* **Instructions to follow**
Return every line below as is, leaving out the pictures.
-- start of Records for processing --
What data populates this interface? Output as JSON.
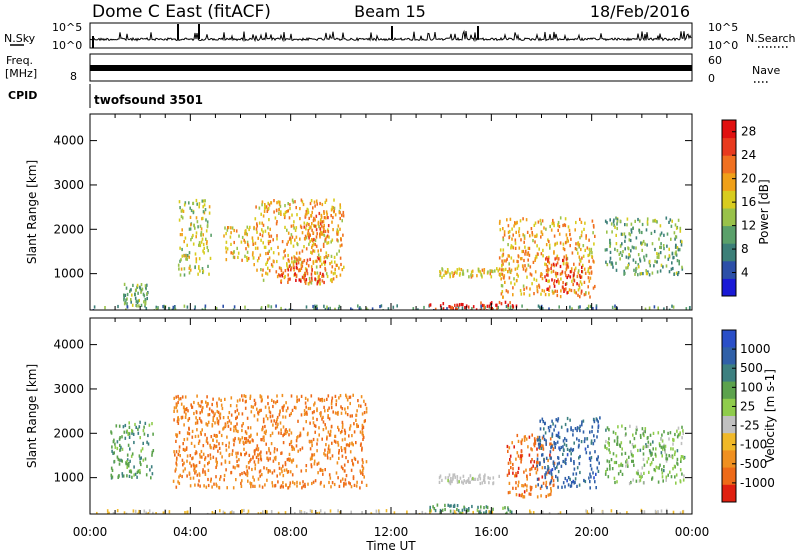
{
  "header": {
    "station": "Dome C East (fitACF)",
    "beam": "Beam 15",
    "date": "18/Feb/2016"
  },
  "status_panels": {
    "nsky": {
      "label": "N.Sky",
      "ticks": [
        "10^5",
        "10^0"
      ]
    },
    "nsearch": {
      "label": "N.Search",
      "ticks": [
        "10^5",
        "10^0"
      ]
    },
    "freq": {
      "label_line1": "Freq.",
      "label_line2": "[MHz]",
      "ticks": [
        "8"
      ]
    },
    "nave": {
      "label": "Nave",
      "ticks": [
        "60",
        "0"
      ]
    },
    "cpid": {
      "label": "CPID",
      "program": "twofsound 3501"
    }
  },
  "colors": {
    "power_scale": [
      "#1a1ad6",
      "#2c4fa8",
      "#3c7f78",
      "#5aa06a",
      "#99c24a",
      "#d8cc1e",
      "#f0a018",
      "#f07020",
      "#e83a1e",
      "#e01010"
    ],
    "velocity_scale": [
      "#2a4fc8",
      "#3060a8",
      "#3d8080",
      "#5ca24d",
      "#8fcc4c",
      "#c0c0c0",
      "#f0b828",
      "#f09020",
      "#ee6a18",
      "#e02010"
    ]
  },
  "chart_data": [
    {
      "type": "heatmap",
      "panel": "power",
      "ylabel": "Slant Range [km]",
      "yticks": [
        1000,
        2000,
        3000,
        4000
      ],
      "ylim": [
        180,
        4600
      ],
      "xlim": [
        0,
        24
      ],
      "xticks": [
        "00:00",
        "04:00",
        "08:00",
        "12:00",
        "16:00",
        "20:00",
        "00:00"
      ],
      "colorbar": {
        "label": "Power [dB]",
        "ticks": [
          4,
          8,
          12,
          16,
          20,
          24,
          28
        ],
        "range": [
          0,
          30
        ]
      },
      "regions": [
        {
          "t": [
            0.0,
            24.0
          ],
          "r": [
            200,
            310
          ],
          "v": 9
        },
        {
          "t": [
            1.3,
            2.3
          ],
          "r": [
            300,
            800
          ],
          "v": 11
        },
        {
          "t": [
            3.5,
            4.8
          ],
          "r": [
            1000,
            2700
          ],
          "v": 15
        },
        {
          "t": [
            5.3,
            6.5
          ],
          "r": [
            1300,
            2100
          ],
          "v": 17
        },
        {
          "t": [
            6.5,
            10.1
          ],
          "r": [
            800,
            2700
          ],
          "v": 19
        },
        {
          "t": [
            7.5,
            9.4
          ],
          "r": [
            800,
            1400
          ],
          "v": 24
        },
        {
          "t": [
            8.5,
            9.5
          ],
          "r": [
            1800,
            2400
          ],
          "v": 22
        },
        {
          "t": [
            13.5,
            17.0
          ],
          "r": [
            180,
            400
          ],
          "v": 27
        },
        {
          "t": [
            13.9,
            16.3
          ],
          "r": [
            950,
            1150
          ],
          "v": 17
        },
        {
          "t": [
            16.3,
            20.1
          ],
          "r": [
            500,
            2300
          ],
          "v": 19
        },
        {
          "t": [
            18.1,
            19.6
          ],
          "r": [
            600,
            1400
          ],
          "v": 26
        },
        {
          "t": [
            20.5,
            23.6
          ],
          "r": [
            1000,
            2300
          ],
          "v": 11
        }
      ]
    },
    {
      "type": "heatmap",
      "panel": "velocity",
      "ylabel": "Slant Range [km]",
      "xlabel": "Time UT",
      "yticks": [
        1000,
        2000,
        3000,
        4000
      ],
      "ylim": [
        180,
        4600
      ],
      "xlim": [
        0,
        24
      ],
      "xticks": [
        "00:00",
        "04:00",
        "08:00",
        "12:00",
        "16:00",
        "20:00",
        "00:00"
      ],
      "colorbar": {
        "label": "Velocity [m s-1]",
        "ticks": [
          "1000",
          "500",
          "100",
          "25",
          "-25",
          "-100",
          "-500",
          "-1000"
        ]
      },
      "regions": [
        {
          "t": [
            0.0,
            24.0
          ],
          "r": [
            200,
            300
          ],
          "v": -30
        },
        {
          "t": [
            0.8,
            2.5
          ],
          "r": [
            1000,
            2300
          ],
          "v": 80
        },
        {
          "t": [
            3.3,
            11.0
          ],
          "r": [
            800,
            2900
          ],
          "v": -300
        },
        {
          "t": [
            13.5,
            16.8
          ],
          "r": [
            180,
            420
          ],
          "v": 110
        },
        {
          "t": [
            13.9,
            16.3
          ],
          "r": [
            900,
            1100
          ],
          "v": 5
        },
        {
          "t": [
            16.6,
            18.5
          ],
          "r": [
            600,
            2000
          ],
          "v": -400
        },
        {
          "t": [
            17.8,
            20.3
          ],
          "r": [
            800,
            2400
          ],
          "v": 700
        },
        {
          "t": [
            20.5,
            23.7
          ],
          "r": [
            900,
            2200
          ],
          "v": 60
        }
      ]
    }
  ]
}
-- end of Records for processing --
* **Reply**
What data populates this interface? Output as JSON.
{
  "header": {
    "station": "Dome C East (fitACF)",
    "beam": "Beam 15",
    "date": "18/Feb/2016"
  },
  "status_panels": {
    "nsky": {
      "label": "N.Sky",
      "ticks": [
        "10^5",
        "10^0"
      ]
    },
    "nsearch": {
      "label": "N.Search",
      "ticks": [
        "10^5",
        "10^0"
      ]
    },
    "freq": {
      "label_line1": "Freq.",
      "label_line2": "[MHz]",
      "ticks": [
        "8"
      ]
    },
    "nave": {
      "label": "Nave",
      "ticks": [
        "60",
        "0"
      ]
    },
    "cpid": {
      "label": "CPID",
      "program": "twofsound 3501"
    }
  },
  "colors": {
    "power_scale": [
      "#1a1ad6",
      "#2c4fa8",
      "#3c7f78",
      "#5aa06a",
      "#99c24a",
      "#d8cc1e",
      "#f0a018",
      "#f07020",
      "#e83a1e",
      "#e01010"
    ],
    "velocity_scale": [
      "#2a4fc8",
      "#3060a8",
      "#3d8080",
      "#5ca24d",
      "#8fcc4c",
      "#c0c0c0",
      "#f0b828",
      "#f09020",
      "#ee6a18",
      "#e02010"
    ]
  },
  "chart_data": [
    {
      "type": "heatmap",
      "panel": "power",
      "ylabel": "Slant Range [km]",
      "yticks": [
        1000,
        2000,
        3000,
        4000
      ],
      "ylim": [
        180,
        4600
      ],
      "xlim": [
        0,
        24
      ],
      "xticks": [
        "00:00",
        "04:00",
        "08:00",
        "12:00",
        "16:00",
        "20:00",
        "00:00"
      ],
      "colorbar": {
        "label": "Power [dB]",
        "ticks": [
          4,
          8,
          12,
          16,
          20,
          24,
          28
        ],
        "range": [
          0,
          30
        ]
      },
      "regions": [
        {
          "t": [
            0.0,
            24.0
          ],
          "r": [
            200,
            310
          ],
          "v": 9
        },
        {
          "t": [
            1.3,
            2.3
          ],
          "r": [
            300,
            800
          ],
          "v": 11
        },
        {
          "t": [
            3.5,
            4.8
          ],
          "r": [
            1000,
            2700
          ],
          "v": 15
        },
        {
          "t": [
            5.3,
            6.5
          ],
          "r": [
            1300,
            2100
          ],
          "v": 17
        },
        {
          "t": [
            6.5,
            10.1
          ],
          "r": [
            800,
            2700
          ],
          "v": 19
        },
        {
          "t": [
            7.5,
            9.4
          ],
          "r": [
            800,
            1400
          ],
          "v": 24
        },
        {
          "t": [
            8.5,
            9.5
          ],
          "r": [
            1800,
            2400
          ],
          "v": 22
        },
        {
          "t": [
            13.5,
            17.0
          ],
          "r": [
            180,
            400
          ],
          "v": 27
        },
        {
          "t": [
            13.9,
            16.3
          ],
          "r": [
            950,
            1150
          ],
          "v": 17
        },
        {
          "t": [
            16.3,
            20.1
          ],
          "r": [
            500,
            2300
          ],
          "v": 19
        },
        {
          "t": [
            18.1,
            19.6
          ],
          "r": [
            600,
            1400
          ],
          "v": 26
        },
        {
          "t": [
            20.5,
            23.6
          ],
          "r": [
            1000,
            2300
          ],
          "v": 11
        }
      ]
    },
    {
      "type": "heatmap",
      "panel": "velocity",
      "ylabel": "Slant Range [km]",
      "xlabel": "Time UT",
      "yticks": [
        1000,
        2000,
        3000,
        4000
      ],
      "ylim": [
        180,
        4600
      ],
      "xlim": [
        0,
        24
      ],
      "xticks": [
        "00:00",
        "04:00",
        "08:00",
        "12:00",
        "16:00",
        "20:00",
        "00:00"
      ],
      "colorbar": {
        "label": "Velocity [m s-1]",
        "ticks": [
          "1000",
          "500",
          "100",
          "25",
          "-25",
          "-100",
          "-500",
          "-1000"
        ]
      },
      "regions": [
        {
          "t": [
            0.0,
            24.0
          ],
          "r": [
            200,
            300
          ],
          "v": -30
        },
        {
          "t": [
            0.8,
            2.5
          ],
          "r": [
            1000,
            2300
          ],
          "v": 80
        },
        {
          "t": [
            3.3,
            11.0
          ],
          "r": [
            800,
            2900
          ],
          "v": -300
        },
        {
          "t": [
            13.5,
            16.8
          ],
          "r": [
            180,
            420
          ],
          "v": 110
        },
        {
          "t": [
            13.9,
            16.3
          ],
          "r": [
            900,
            1100
          ],
          "v": 5
        },
        {
          "t": [
            16.6,
            18.5
          ],
          "r": [
            600,
            2000
          ],
          "v": -400
        },
        {
          "t": [
            17.8,
            20.3
          ],
          "r": [
            800,
            2400
          ],
          "v": 700
        },
        {
          "t": [
            20.5,
            23.7
          ],
          "r": [
            900,
            2200
          ],
          "v": 60
        }
      ]
    }
  ]
}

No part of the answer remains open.